=== Job ===
Without including any images, reproduce each entry exactly.

** START OF Material for the task **

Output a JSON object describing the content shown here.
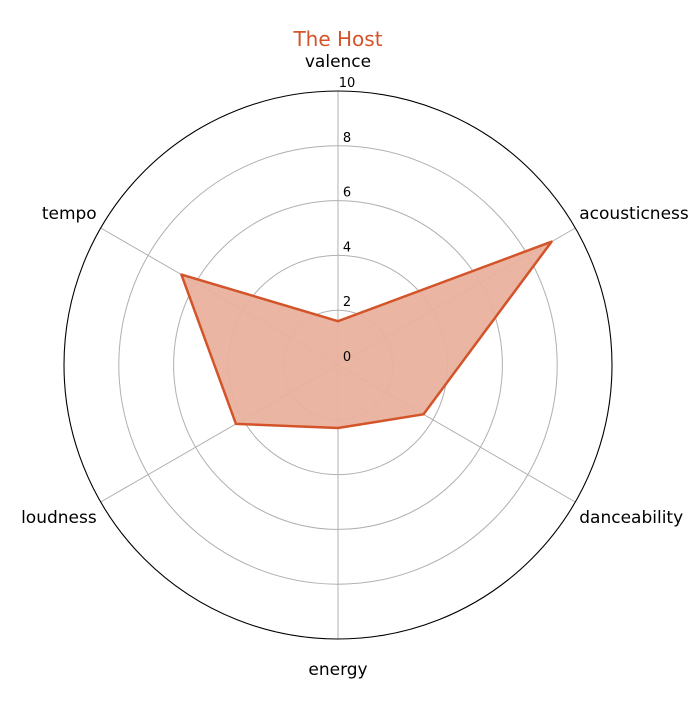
{
  "chart_data": {
    "type": "radar",
    "title": "The Host",
    "axes": [
      "valence",
      "acousticness",
      "danceability",
      "energy",
      "loudness",
      "tempo"
    ],
    "series": [
      {
        "values": [
          1.6,
          9.0,
          3.6,
          2.3,
          4.3,
          6.6
        ]
      }
    ],
    "r_ticks": [
      0,
      2,
      4,
      6,
      8,
      10
    ],
    "r_range": [
      0,
      10
    ],
    "grid": true,
    "colors": {
      "series": "#d4542a",
      "fill": "#e9b19e",
      "title": "#d4542a",
      "grid": "#b0b0b0",
      "frame": "#000000"
    }
  }
}
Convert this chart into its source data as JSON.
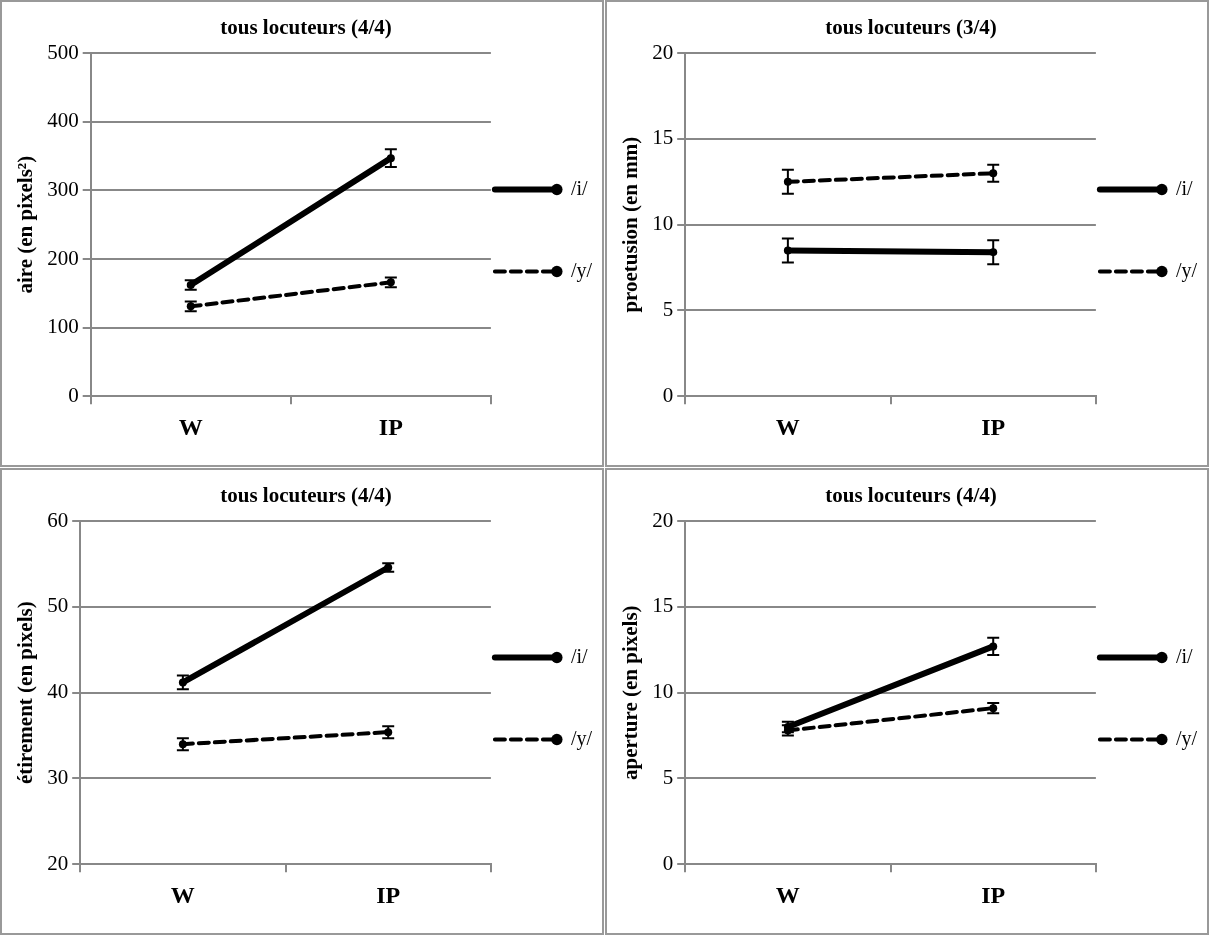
{
  "chart_data": [
    {
      "type": "line",
      "title": "tous locuteurs (4/4)",
      "ylabel": "aire (en pixels²)",
      "categories": [
        "W",
        "IP"
      ],
      "ylim": [
        0,
        500
      ],
      "yticks": [
        0,
        100,
        200,
        300,
        400,
        500
      ],
      "grid": "y",
      "legend": "right",
      "marker": "circle",
      "series": [
        {
          "name": "/i/",
          "color": "#000000",
          "line_style": "solid",
          "values": [
            162,
            347
          ],
          "errors": [
            7,
            13
          ]
        },
        {
          "name": "/y/",
          "color": "#000000",
          "line_style": "dashed",
          "values": [
            131,
            166
          ],
          "errors": [
            7,
            7
          ]
        }
      ]
    },
    {
      "type": "line",
      "title": "tous locuteurs (3/4)",
      "ylabel": "proetusion (en mm)",
      "categories": [
        "W",
        "IP"
      ],
      "ylim": [
        0,
        20
      ],
      "yticks": [
        0,
        5,
        10,
        15,
        20
      ],
      "grid": "y",
      "legend": "right",
      "marker": "circle",
      "series": [
        {
          "name": "/i/",
          "color": "#000000",
          "line_style": "solid",
          "values": [
            8.5,
            8.4
          ],
          "errors": [
            0.7,
            0.7
          ]
        },
        {
          "name": "/y/",
          "color": "#000000",
          "line_style": "dashed",
          "values": [
            12.5,
            13.0
          ],
          "errors": [
            0.7,
            0.5
          ]
        }
      ]
    },
    {
      "type": "line",
      "title": "tous locuteurs (4/4)",
      "ylabel": "étirement (en pixels)",
      "categories": [
        "W",
        "IP"
      ],
      "ylim": [
        20,
        60
      ],
      "yticks": [
        20,
        30,
        40,
        50,
        60
      ],
      "grid": "y",
      "legend": "right",
      "marker": "circle",
      "series": [
        {
          "name": "/i/",
          "color": "#000000",
          "line_style": "solid",
          "values": [
            41.2,
            54.6
          ],
          "errors": [
            0.8,
            0.5
          ]
        },
        {
          "name": "/y/",
          "color": "#000000",
          "line_style": "dashed",
          "values": [
            34.0,
            35.4
          ],
          "errors": [
            0.7,
            0.7
          ]
        }
      ]
    },
    {
      "type": "line",
      "title": "tous locuteurs (4/4)",
      "ylabel": "aperture (en pixels)",
      "categories": [
        "W",
        "IP"
      ],
      "ylim": [
        0,
        20
      ],
      "yticks": [
        0,
        5,
        10,
        15,
        20
      ],
      "grid": "y",
      "legend": "right",
      "marker": "circle",
      "series": [
        {
          "name": "/i/",
          "color": "#000000",
          "line_style": "solid",
          "values": [
            8.0,
            12.7
          ],
          "errors": [
            0.3,
            0.5
          ]
        },
        {
          "name": "/y/",
          "color": "#000000",
          "line_style": "dashed",
          "values": [
            7.8,
            9.1
          ],
          "errors": [
            0.3,
            0.3
          ]
        }
      ]
    }
  ]
}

** END OF Material for the task **

=== Result of the exercise ===
Output a JSON object describing the content shown here.
{
  "chart_data": {
    "type": "radar",
    "title": "The Host",
    "axes": [
      "valence",
      "acousticness",
      "danceability",
      "energy",
      "loudness",
      "tempo"
    ],
    "series": [
      {
        "values": [
          1.6,
          9.0,
          3.6,
          2.3,
          4.3,
          6.6
        ]
      }
    ],
    "r_ticks": [
      0,
      2,
      4,
      6,
      8,
      10
    ],
    "r_range": [
      0,
      10
    ],
    "grid": true,
    "colors": {
      "series": "#d4542a",
      "fill": "#e9b19e",
      "title": "#d4542a",
      "grid": "#b0b0b0",
      "frame": "#000000"
    }
  }
}
Convert this chart into its source data as JSON.
{
  "chart_data": [
    {
      "type": "line",
      "title": "tous locuteurs (4/4)",
      "ylabel": "aire (en pixels²)",
      "categories": [
        "W",
        "IP"
      ],
      "ylim": [
        0,
        500
      ],
      "yticks": [
        0,
        100,
        200,
        300,
        400,
        500
      ],
      "grid": "y",
      "legend": "right",
      "marker": "circle",
      "series": [
        {
          "name": "/i/",
          "color": "#000000",
          "line_style": "solid",
          "values": [
            162,
            347
          ],
          "errors": [
            7,
            13
          ]
        },
        {
          "name": "/y/",
          "color": "#000000",
          "line_style": "dashed",
          "values": [
            131,
            166
          ],
          "errors": [
            7,
            7
          ]
        }
      ]
    },
    {
      "type": "line",
      "title": "tous locuteurs (3/4)",
      "ylabel": "proetusion (en mm)",
      "categories": [
        "W",
        "IP"
      ],
      "ylim": [
        0,
        20
      ],
      "yticks": [
        0,
        5,
        10,
        15,
        20
      ],
      "grid": "y",
      "legend": "right",
      "marker": "circle",
      "series": [
        {
          "name": "/i/",
          "color": "#000000",
          "line_style": "solid",
          "values": [
            8.5,
            8.4
          ],
          "errors": [
            0.7,
            0.7
          ]
        },
        {
          "name": "/y/",
          "color": "#000000",
          "line_style": "dashed",
          "values": [
            12.5,
            13.0
          ],
          "errors": [
            0.7,
            0.5
          ]
        }
      ]
    },
    {
      "type": "line",
      "title": "tous locuteurs (4/4)",
      "ylabel": "étirement (en pixels)",
      "categories": [
        "W",
        "IP"
      ],
      "ylim": [
        20,
        60
      ],
      "yticks": [
        20,
        30,
        40,
        50,
        60
      ],
      "grid": "y",
      "legend": "right",
      "marker": "circle",
      "series": [
        {
          "name": "/i/",
          "color": "#000000",
          "line_style": "solid",
          "values": [
            41.2,
            54.6
          ],
          "errors": [
            0.8,
            0.5
          ]
        },
        {
          "name": "/y/",
          "color": "#000000",
          "line_style": "dashed",
          "values": [
            34.0,
            35.4
          ],
          "errors": [
            0.7,
            0.7
          ]
        }
      ]
    },
    {
      "type": "line",
      "title": "tous locuteurs (4/4)",
      "ylabel": "aperture (en pixels)",
      "categories": [
        "W",
        "IP"
      ],
      "ylim": [
        0,
        20
      ],
      "yticks": [
        0,
        5,
        10,
        15,
        20
      ],
      "grid": "y",
      "legend": "right",
      "marker": "circle",
      "series": [
        {
          "name": "/i/",
          "color": "#000000",
          "line_style": "solid",
          "values": [
            8.0,
            12.7
          ],
          "errors": [
            0.3,
            0.5
          ]
        },
        {
          "name": "/y/",
          "color": "#000000",
          "line_style": "dashed",
          "values": [
            7.8,
            9.1
          ],
          "errors": [
            0.3,
            0.3
          ]
        }
      ]
    }
  ]
}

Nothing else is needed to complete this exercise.